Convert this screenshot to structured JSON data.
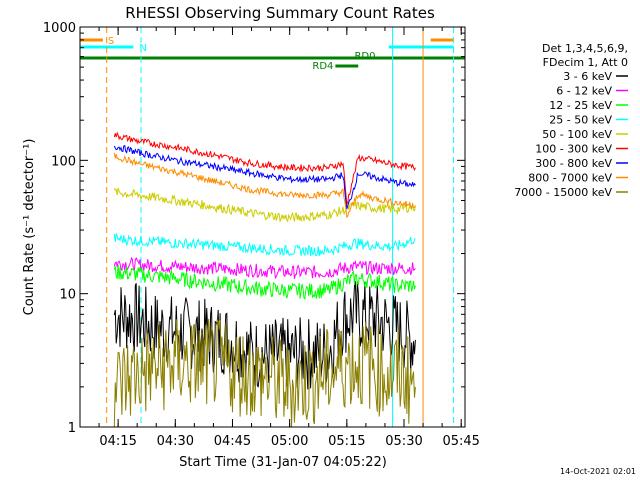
{
  "chart_data": {
    "type": "line",
    "title": "RHESSI Observing Summary Count Rates",
    "xlabel": "Start Time (31-Jan-07 04:05:22)",
    "ylabel": "Count Rate (s⁻¹ detector⁻¹)",
    "y_scale": "log",
    "ylim": [
      1,
      1000
    ],
    "xlim": [
      "04:05",
      "05:46"
    ],
    "x_ticks": [
      "04:15",
      "04:30",
      "04:45",
      "05:00",
      "05:15",
      "05:30",
      "05:45"
    ],
    "y_ticks": [
      "1",
      "10",
      "100",
      "1000"
    ],
    "legend_header": [
      "Det 1,3,4,5,6,9,",
      "FDecim 1, Att 0"
    ],
    "legend_position": "top-right",
    "footer_date": "14-Oct-2021 02:01",
    "flags": [
      {
        "label": "S",
        "color": "#ff8c00",
        "segments": [
          [
            "04:05",
            "04:11"
          ],
          [
            "05:37",
            "05:43"
          ]
        ]
      },
      {
        "label": "N",
        "color": "#00ffff",
        "segments": [
          [
            "04:05",
            "04:19"
          ],
          [
            "05:26",
            "05:43"
          ]
        ]
      },
      {
        "label": "RD0",
        "color": "#008000",
        "segments": [
          [
            "04:05",
            "05:46"
          ]
        ]
      },
      {
        "label": "RD4",
        "color": "#008000",
        "segments": [
          [
            "05:12",
            "05:18"
          ]
        ]
      }
    ],
    "vlines": [
      {
        "time": "04:12",
        "color": "#ff8c00",
        "style": "dashed"
      },
      {
        "time": "04:21",
        "color": "#00ffff",
        "style": "dashed"
      },
      {
        "time": "05:27",
        "color": "#00ffff",
        "style": "solid"
      },
      {
        "time": "05:35",
        "color": "#ff8c00",
        "style": "solid"
      },
      {
        "time": "05:43",
        "color": "#00ffff",
        "style": "dashed"
      }
    ],
    "series": [
      {
        "name": "3 - 6 keV",
        "color": "#000000",
        "x": [
          "04:14",
          "04:20",
          "04:25",
          "04:35",
          "04:45",
          "04:50",
          "05:00",
          "05:10",
          "05:14",
          "05:17",
          "05:22",
          "05:28",
          "05:32",
          "05:33"
        ],
        "y": [
          7.0,
          6.5,
          5.5,
          5.0,
          4.5,
          3.5,
          3.5,
          3.6,
          6.5,
          7.0,
          6.5,
          5.5,
          4.5,
          4.5
        ]
      },
      {
        "name": "6 - 12 keV",
        "color": "#ff00ff",
        "x": [
          "04:14",
          "04:20",
          "04:30",
          "04:40",
          "04:50",
          "05:00",
          "05:10",
          "05:14",
          "05:17",
          "05:22",
          "05:28",
          "05:33"
        ],
        "y": [
          17,
          16.5,
          16,
          15.5,
          15,
          14.5,
          14.5,
          15.5,
          16,
          15.5,
          15.5,
          15.5
        ]
      },
      {
        "name": "12 - 25 keV",
        "color": "#00ff00",
        "x": [
          "04:14",
          "04:20",
          "04:30",
          "04:40",
          "04:50",
          "05:00",
          "05:10",
          "05:14",
          "05:17",
          "05:22",
          "05:28",
          "05:33"
        ],
        "y": [
          14.5,
          14,
          13,
          12,
          11,
          10.5,
          10.5,
          12,
          13,
          12.5,
          11.5,
          11.5
        ]
      },
      {
        "name": "25 - 50 keV",
        "color": "#00ffff",
        "x": [
          "04:14",
          "04:20",
          "04:30",
          "04:40",
          "04:50",
          "05:00",
          "05:10",
          "05:14",
          "05:17",
          "05:22",
          "05:28",
          "05:33"
        ],
        "y": [
          26,
          25,
          24,
          23,
          22,
          21,
          21,
          22.5,
          24,
          23,
          22.5,
          26
        ]
      },
      {
        "name": "50 - 100 keV",
        "color": "#cccc00",
        "x": [
          "04:14",
          "04:20",
          "04:30",
          "04:40",
          "04:50",
          "05:00",
          "05:10",
          "05:14",
          "05:17",
          "05:22",
          "05:28",
          "05:33"
        ],
        "y": [
          58,
          55,
          50,
          45,
          40,
          37,
          39,
          42,
          46,
          44,
          43,
          45
        ]
      },
      {
        "name": "100 - 300 keV",
        "color": "#ff0000",
        "x": [
          "04:14",
          "04:20",
          "04:30",
          "04:40",
          "04:50",
          "05:00",
          "05:10",
          "05:14",
          "05:15",
          "05:18",
          "05:22",
          "05:28",
          "05:33"
        ],
        "y": [
          155,
          140,
          125,
          110,
          95,
          88,
          88,
          95,
          47,
          105,
          100,
          92,
          88
        ]
      },
      {
        "name": "300 - 800 keV",
        "color": "#0000ff",
        "x": [
          "04:14",
          "04:20",
          "04:30",
          "04:40",
          "04:50",
          "05:00",
          "05:10",
          "05:14",
          "05:15",
          "05:18",
          "05:22",
          "05:28",
          "05:33"
        ],
        "y": [
          128,
          115,
          100,
          90,
          80,
          72,
          72,
          78,
          42,
          80,
          75,
          68,
          65
        ]
      },
      {
        "name": "800 - 7000 keV",
        "color": "#ff8c00",
        "x": [
          "04:14",
          "04:20",
          "04:30",
          "04:40",
          "04:50",
          "05:00",
          "05:10",
          "05:14",
          "05:15",
          "05:18",
          "05:22",
          "05:28",
          "05:33"
        ],
        "y": [
          108,
          95,
          82,
          70,
          60,
          55,
          55,
          58,
          38,
          56,
          52,
          48,
          46
        ]
      },
      {
        "name": "7000 - 15000 keV",
        "color": "#8b8000",
        "x": [
          "04:14",
          "04:20",
          "04:30",
          "04:40",
          "04:50",
          "05:00",
          "05:10",
          "05:15",
          "05:20",
          "05:25",
          "05:30",
          "05:33"
        ],
        "y": [
          2.0,
          2.5,
          3.0,
          3.0,
          2.5,
          2.0,
          2.5,
          3.0,
          3.0,
          2.5,
          2.5,
          2.0
        ]
      }
    ]
  }
}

━━━━━━━━━━━━━━━━━━━━

STATED PROBLEM ->
Your answer should be a single number: the count of lines that contain "name".

RESPONSE ->
9